Stored entries:
══════
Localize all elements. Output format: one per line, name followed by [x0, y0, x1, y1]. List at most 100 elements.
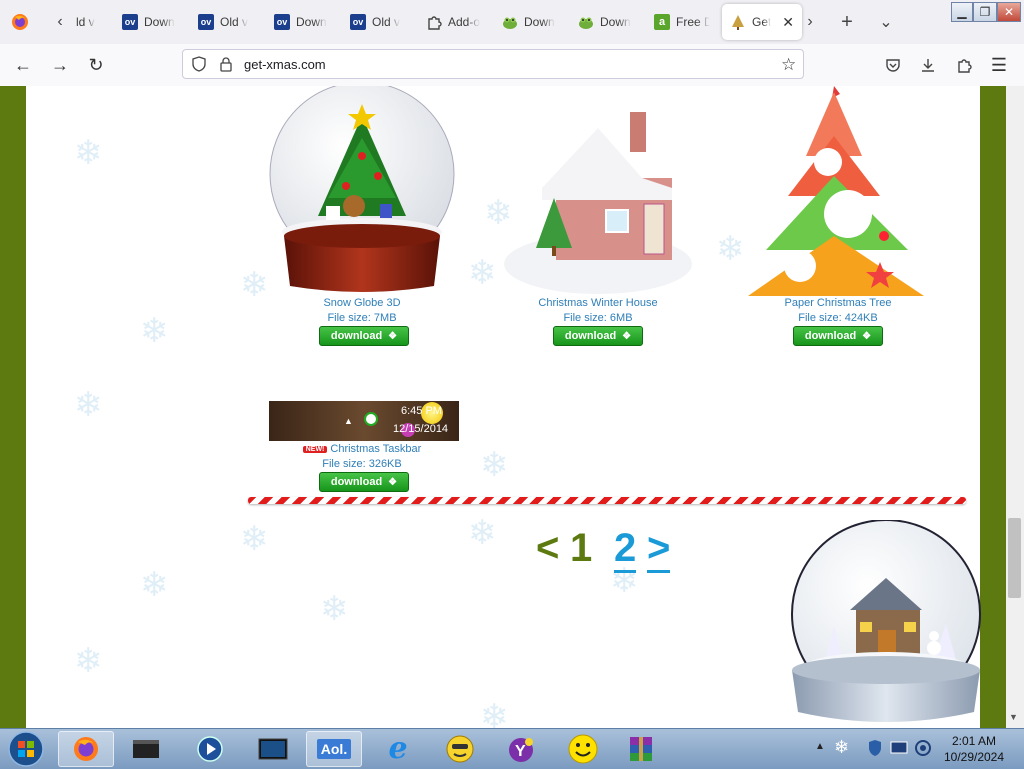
taskbar-happy-smiley-icon[interactable] — [555, 731, 611, 767]
taskbar-internet-explorer-icon[interactable]: e — [370, 731, 426, 767]
maximize-icon[interactable]: ❐ — [973, 2, 997, 22]
address-bar[interactable]: get-xmas.com ☆ — [182, 49, 804, 79]
tab-title: Add-o — [448, 15, 481, 29]
snowflake-decoration: ❄ — [240, 520, 269, 558]
close-tab-icon[interactable]: ✕ — [782, 14, 794, 31]
ov-icon: ov — [274, 14, 290, 30]
scroll-down-arrow-icon[interactable]: ▼ — [1009, 712, 1018, 722]
tab-0[interactable]: ld v — [76, 4, 106, 40]
product-name-link[interactable]: Snow Globe 3D — [266, 297, 458, 309]
tab-title: Get — [752, 15, 772, 29]
left-green-border — [0, 86, 26, 728]
product-name-link[interactable]: Christmas Winter House — [502, 297, 694, 309]
tray-snowflake-icon[interactable]: ❄ — [834, 737, 849, 758]
downloads-icon[interactable] — [915, 53, 941, 77]
tab-active[interactable]: Get ✕ — [722, 4, 802, 40]
taskbar-console-icon[interactable] — [118, 731, 174, 767]
system-clock[interactable]: 2:01 AM 10/29/2024 — [936, 733, 1012, 765]
tab-title: Old v — [372, 15, 401, 29]
minimize-icon[interactable]: ▁ — [951, 2, 973, 22]
tab-2[interactable]: ov Old v — [198, 4, 254, 40]
tray-arrow-icon: ▲ — [344, 416, 353, 426]
tab-7[interactable]: Down — [578, 4, 634, 40]
tray-overflow-icon[interactable]: ▲ — [815, 741, 825, 752]
product-card-paper-tree: Paper Christmas Tree File size: 424KB — [742, 297, 934, 324]
ov-icon: ov — [122, 14, 138, 30]
paper-tree-image[interactable] — [748, 86, 944, 296]
app-menu-icon[interactable]: ☰ — [986, 53, 1012, 77]
tab-title: Down — [524, 15, 555, 29]
pagination-next[interactable]: > — [647, 526, 671, 573]
tab-scroll-left-icon[interactable]: ‹ — [48, 10, 72, 34]
start-button[interactable] — [0, 731, 52, 767]
tray-volume-icon[interactable] — [914, 739, 932, 762]
tab-1[interactable]: ov Down — [122, 4, 178, 40]
product-card-winter-house: Christmas Winter House File size: 6MB — [502, 297, 694, 324]
snowflake-decoration: ❄ — [74, 386, 103, 424]
download-arrow-icon: ❖ — [388, 330, 398, 342]
tab-strip: ‹ ld v ov Down ov Old v ov Down ov Old v… — [0, 0, 1024, 44]
scrollbar-thumb[interactable] — [1008, 518, 1021, 598]
taskbar-aol-icon[interactable]: Aol. — [306, 731, 362, 767]
ov-icon: ov — [198, 14, 214, 30]
bookmark-star-icon[interactable]: ☆ — [781, 55, 796, 75]
product-card-snow-globe: Snow Globe 3D File size: 7MB — [266, 297, 458, 324]
aol-label: Aol. — [316, 739, 352, 759]
lock-icon[interactable] — [219, 56, 233, 77]
tab-4[interactable]: ov Old v — [350, 4, 406, 40]
web-page: ❄ ❄ ❄ ❄ ❄ ❄ ❄ ❄ ❄ ❄ ❄ ❄ ❄ ❄ ❄ Snow Globe… — [0, 86, 1024, 728]
snowflake-decoration: ❄ — [480, 446, 509, 484]
close-window-icon[interactable]: ✕ — [997, 2, 1021, 22]
extensions-icon[interactable] — [951, 53, 977, 77]
reload-icon[interactable]: ↻ — [83, 53, 109, 77]
new-tab-icon[interactable]: + — [835, 10, 859, 34]
tray-shield-icon[interactable] — [868, 739, 882, 762]
tab-scroll-right-icon[interactable]: › — [798, 10, 822, 34]
download-button[interactable]: download ❖ — [319, 472, 409, 492]
back-icon[interactable]: ← — [10, 53, 36, 77]
download-label: download — [330, 476, 383, 488]
taskbar-preview-image[interactable]: ▲ 6:45 PM 12/15/2014 — [269, 401, 459, 441]
product-name-link[interactable]: Paper Christmas Tree — [742, 297, 934, 309]
taskbar-smiley-icon[interactable] — [432, 731, 488, 767]
ie-icon: e — [388, 731, 408, 766]
taskbar-firefox-icon[interactable] — [58, 731, 114, 767]
download-button[interactable]: download ❖ — [553, 326, 643, 346]
download-arrow-icon: ❖ — [862, 330, 872, 342]
floating-snow-globe-widget[interactable] — [786, 519, 986, 728]
list-all-tabs-icon[interactable]: ⌄ — [874, 10, 898, 34]
tab-3[interactable]: ov Down — [274, 4, 330, 40]
tray-network-icon[interactable] — [890, 741, 908, 760]
taskbar-yahoo-messenger-icon[interactable]: Y — [493, 731, 549, 767]
download-label: download — [564, 330, 617, 342]
pocket-icon[interactable] — [880, 53, 906, 77]
new-badge: NEW! — [302, 445, 328, 453]
taskbar-media-player-icon[interactable] — [182, 731, 238, 767]
pagination-prev[interactable]: < — [536, 526, 559, 571]
download-button[interactable]: download ❖ — [793, 326, 883, 346]
firefox-menu-icon[interactable] — [8, 10, 32, 34]
taskbar-winrar-icon[interactable] — [613, 731, 669, 767]
snowflake-decoration: ❄ — [140, 312, 169, 350]
taskbar-screen-icon[interactable] — [245, 731, 301, 767]
tab-title: Free D — [676, 15, 710, 29]
product-name-link[interactable]: Christmas Taskbar — [330, 443, 421, 455]
tab-title: Down — [296, 15, 327, 29]
frog-icon — [578, 14, 594, 30]
tab-title: ld v — [76, 15, 95, 29]
tab-title: Down — [144, 15, 175, 29]
pagination-page-2[interactable]: 2 — [614, 526, 637, 573]
vertical-scrollbar[interactable] — [1006, 86, 1024, 728]
snow-globe-image[interactable] — [266, 86, 458, 292]
tab-8[interactable]: a Free D — [654, 4, 710, 40]
tracking-shield-icon[interactable] — [191, 56, 207, 77]
snowflake-decoration: ❄ — [480, 698, 509, 728]
tab-6[interactable]: Down — [502, 4, 558, 40]
download-button[interactable]: download ❖ — [319, 326, 409, 346]
forward-icon[interactable]: → — [47, 53, 73, 77]
snowflake-decoration: ❄ — [74, 642, 103, 680]
tab-5[interactable]: Add-o — [426, 4, 482, 40]
download-label: download — [330, 330, 383, 342]
tray-app-icon — [364, 412, 378, 426]
winter-house-image[interactable] — [502, 108, 694, 294]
══════
To do: Please repeat all of the data above word for word, leaving the pictures out.

Result of the task:
Localize all elements. Output format: one per line, name followed by [x0, y0, x1, y1]. List at most 100 elements.
taskbar-happy-smiley-icon[interactable] — [555, 731, 611, 767]
taskbar-internet-explorer-icon[interactable]: e — [370, 731, 426, 767]
maximize-icon[interactable]: ❐ — [973, 2, 997, 22]
address-bar[interactable]: get-xmas.com ☆ — [182, 49, 804, 79]
tab-title: Add-o — [448, 15, 481, 29]
snowflake-decoration: ❄ — [240, 520, 269, 558]
close-tab-icon[interactable]: ✕ — [782, 14, 794, 31]
ov-icon: ov — [274, 14, 290, 30]
scroll-down-arrow-icon[interactable]: ▼ — [1009, 712, 1018, 722]
tab-0[interactable]: ld v — [76, 4, 106, 40]
product-name-link[interactable]: Snow Globe 3D — [266, 297, 458, 309]
tab-title: Get — [752, 15, 772, 29]
left-green-border — [0, 86, 26, 728]
product-name-link[interactable]: Christmas Winter House — [502, 297, 694, 309]
tray-snowflake-icon[interactable]: ❄ — [834, 737, 849, 758]
downloads-icon[interactable] — [915, 53, 941, 77]
tab-active[interactable]: Get ✕ — [722, 4, 802, 40]
taskbar-console-icon[interactable] — [118, 731, 174, 767]
system-clock[interactable]: 2:01 AM 10/29/2024 — [936, 733, 1012, 765]
tab-title: Old v — [372, 15, 401, 29]
minimize-icon[interactable]: ▁ — [951, 2, 973, 22]
tab-2[interactable]: ov Old v — [198, 4, 254, 40]
tray-arrow-icon: ▲ — [344, 416, 353, 426]
tab-7[interactable]: Down — [578, 4, 634, 40]
tray-overflow-icon[interactable]: ▲ — [815, 741, 825, 752]
product-card-paper-tree: Paper Christmas Tree File size: 424KB — [742, 297, 934, 324]
ov-icon: ov — [122, 14, 138, 30]
paper-tree-image[interactable] — [748, 86, 944, 296]
app-menu-icon[interactable]: ☰ — [986, 53, 1012, 77]
tab-title: Down — [524, 15, 555, 29]
pagination-next[interactable]: > — [647, 526, 671, 573]
tab-scroll-left-icon[interactable]: ‹ — [48, 10, 72, 34]
start-button[interactable] — [0, 731, 52, 767]
tray-volume-icon[interactable] — [914, 739, 932, 762]
tab-1[interactable]: ov Down — [122, 4, 178, 40]
product-card-winter-house: Christmas Winter House File size: 6MB — [502, 297, 694, 324]
snowflake-decoration: ❄ — [74, 386, 103, 424]
download-arrow-icon: ❖ — [388, 330, 398, 342]
tab-strip: ‹ ld v ov Down ov Old v ov Down ov Old v… — [0, 0, 1024, 44]
scrollbar-thumb[interactable] — [1008, 518, 1021, 598]
taskbar-aol-icon[interactable]: Aol. — [306, 731, 362, 767]
ov-icon: ov — [198, 14, 214, 30]
bookmark-star-icon[interactable]: ☆ — [781, 55, 796, 75]
product-card-snow-globe: Snow Globe 3D File size: 7MB — [266, 297, 458, 324]
aol-label: Aol. — [316, 739, 352, 759]
lock-icon[interactable] — [219, 56, 233, 77]
tab-4[interactable]: ov Old v — [350, 4, 406, 40]
web-page: ❄ ❄ ❄ ❄ ❄ ❄ ❄ ❄ ❄ ❄ ❄ ❄ ❄ ❄ ❄ Snow Globe… — [0, 86, 1024, 728]
snowflake-decoration: ❄ — [480, 446, 509, 484]
close-window-icon[interactable]: ✕ — [997, 2, 1021, 22]
extensions-icon[interactable] — [951, 53, 977, 77]
reload-icon[interactable]: ↻ — [83, 53, 109, 77]
new-tab-icon[interactable]: + — [835, 10, 859, 34]
tray-shield-icon[interactable] — [868, 739, 882, 762]
tab-scroll-right-icon[interactable]: › — [798, 10, 822, 34]
download-button[interactable]: download ❖ — [319, 472, 409, 492]
back-icon[interactable]: ← — [10, 53, 36, 77]
download-label: download — [330, 476, 383, 488]
taskbar-preview-image[interactable]: ▲ 6:45 PM 12/15/2014 — [269, 401, 459, 441]
product-name-link[interactable]: Paper Christmas Tree — [742, 297, 934, 309]
taskbar-smiley-icon[interactable] — [432, 731, 488, 767]
ie-icon: e — [388, 731, 408, 766]
taskbar-firefox-icon[interactable] — [58, 731, 114, 767]
download-button[interactable]: download ❖ — [553, 326, 643, 346]
download-arrow-icon: ❖ — [862, 330, 872, 342]
floating-snow-globe-widget[interactable] — [786, 519, 986, 728]
list-all-tabs-icon[interactable]: ⌄ — [874, 10, 898, 34]
tab-3[interactable]: ov Down — [274, 4, 330, 40]
tray-network-icon[interactable] — [890, 741, 908, 760]
taskbar-yahoo-messenger-icon[interactable]: Y — [493, 731, 549, 767]
download-label: download — [564, 330, 617, 342]
pocket-icon[interactable] — [880, 53, 906, 77]
new-badge: NEW! — [302, 445, 328, 453]
taskbar-media-player-icon[interactable] — [182, 731, 238, 767]
pagination-prev[interactable]: < — [536, 526, 559, 571]
download-button[interactable]: download ❖ — [793, 326, 883, 346]
firefox-menu-icon[interactable] — [8, 10, 32, 34]
taskbar-winrar-icon[interactable] — [613, 731, 669, 767]
snowflake-decoration: ❄ — [140, 312, 169, 350]
taskbar-screen-icon[interactable] — [245, 731, 301, 767]
tab-title: Free D — [676, 15, 710, 29]
product-name-link[interactable]: Christmas Taskbar — [330, 443, 421, 455]
tab-title: Down — [296, 15, 327, 29]
frog-icon — [578, 14, 594, 30]
tab-title: ld v — [76, 15, 95, 29]
tab-title: Down — [144, 15, 175, 29]
pagination-page-2[interactable]: 2 — [614, 526, 637, 573]
vertical-scrollbar[interactable] — [1006, 86, 1024, 728]
snow-globe-image[interactable] — [266, 86, 458, 292]
tab-8[interactable]: a Free D — [654, 4, 710, 40]
tracking-shield-icon[interactable] — [191, 56, 207, 77]
snowflake-decoration: ❄ — [480, 698, 509, 728]
tab-6[interactable]: Down — [502, 4, 558, 40]
download-button[interactable]: download ❖ — [319, 326, 409, 346]
forward-icon[interactable]: → — [47, 53, 73, 77]
snowflake-decoration: ❄ — [74, 642, 103, 680]
tab-5[interactable]: Add-o — [426, 4, 482, 40]
download-label: download — [330, 330, 383, 342]
tray-app-icon — [364, 412, 378, 426]
winter-house-image[interactable] — [502, 108, 694, 294]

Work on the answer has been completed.